TASK DESCRIPTION: Restate the material word for word and leave out anything that is a picture.

[Data records]

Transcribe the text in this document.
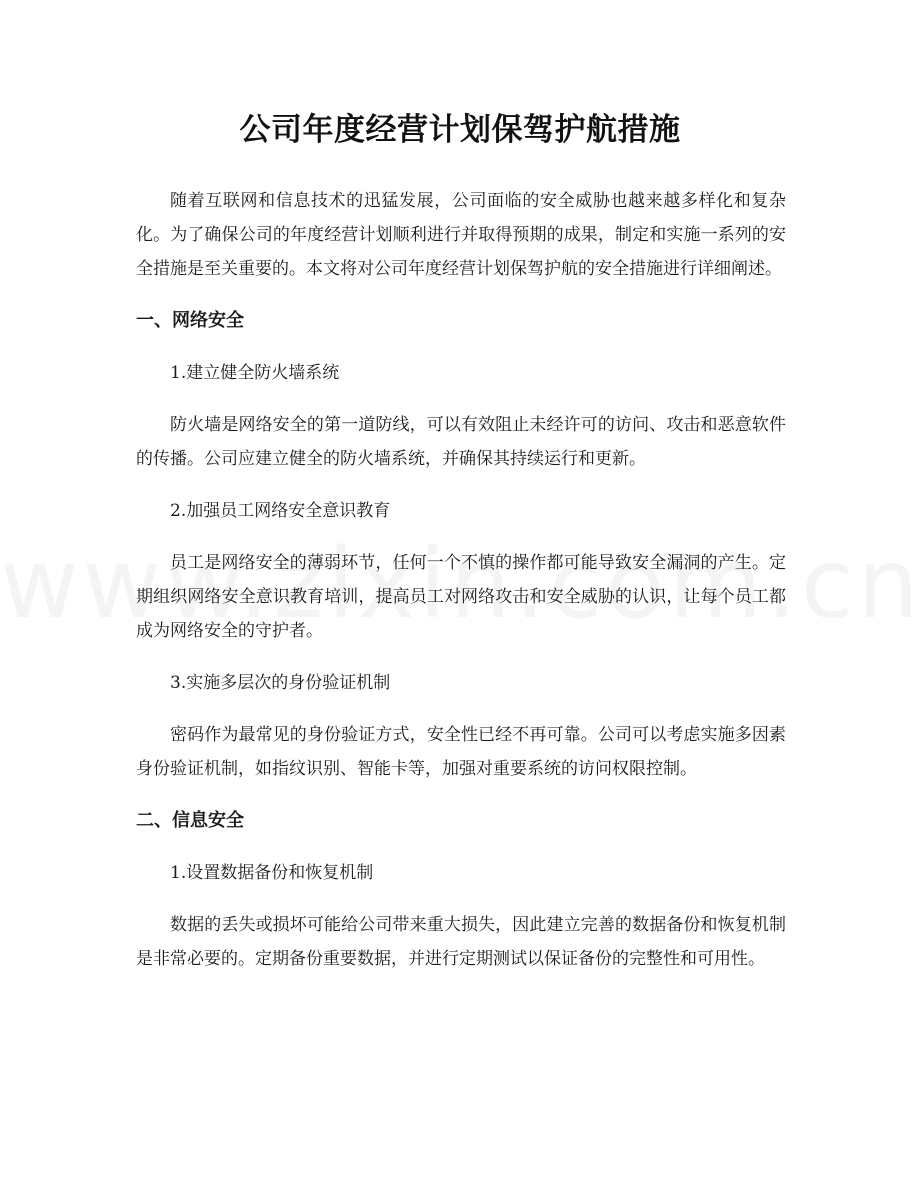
公司年度经营计划保驾护航措施

随着互联网和信息技术的迅猛发展，公司面临的安全威胁也越来越多样化和复杂化。为了确保公司的年度经营计划顺利进行并取得预期的成果，制定和实施一系列的安全措施是至关重要的。本文将对公司年度经营计划保驾护航的安全措施进行详细阐述。

一、网络安全
1.建立健全防火墙系统

防火墙是网络安全的第一道防线，可以有效阻止未经许可的访问、攻击和恶意软件的传播。公司应建立健全的防火墙系统，并确保其持续运行和更新。

2.加强员工网络安全意识教育

员工是网络安全的薄弱环节，任何一个不慎的操作都可能导致安全漏洞的产生。定期组织网络安全意识教育培训，提高员工对网络攻击和安全威胁的认识，让每个员工都成为网络安全的守护者。

3.实施多层次的身份验证机制

密码作为最常见的身份验证方式，安全性已经不再可靠。公司可以考虑实施多因素身份验证机制，如指纹识别、智能卡等，加强对重要系统的访问权限控制。

二、信息安全
1.设置数据备份和恢复机制

数据的丢失或损坏可能给公司带来重大损失，因此建立完善的数据备份和恢复机制是非常必要的。定期备份重要数据，并进行定期测试以保证备份的完整性和可用性。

TASK RESULT:
Transcribe the text in this document.
公司年度经营计划保驾护航措施

随着互联网和信息技术的迅猛发展，公司面临的安全威胁也越来越多样化和复杂化。为了确保公司的年度经营计划顺利进行并取得预期的成果，制定和实施一系列的安全措施是至关重要的。本文将对公司年度经营计划保驾护航的安全措施进行详细阐述。

一、网络安全
1.建立健全防火墙系统

防火墙是网络安全的第一道防线，可以有效阻止未经许可的访问、攻击和恶意软件的传播。公司应建立健全的防火墙系统，并确保其持续运行和更新。

2.加强员工网络安全意识教育

员工是网络安全的薄弱环节，任何一个不慎的操作都可能导致安全漏洞的产生。定期组织网络安全意识教育培训，提高员工对网络攻击和安全威胁的认识，让每个员工都成为网络安全的守护者。

3.实施多层次的身份验证机制

密码作为最常见的身份验证方式，安全性已经不再可靠。公司可以考虑实施多因素身份验证机制，如指纹识别、智能卡等，加强对重要系统的访问权限控制。

二、信息安全
1.设置数据备份和恢复机制

数据的丢失或损坏可能给公司带来重大损失，因此建立完善的数据备份和恢复机制是非常必要的。定期备份重要数据，并进行定期测试以保证备份的完整性和可用性。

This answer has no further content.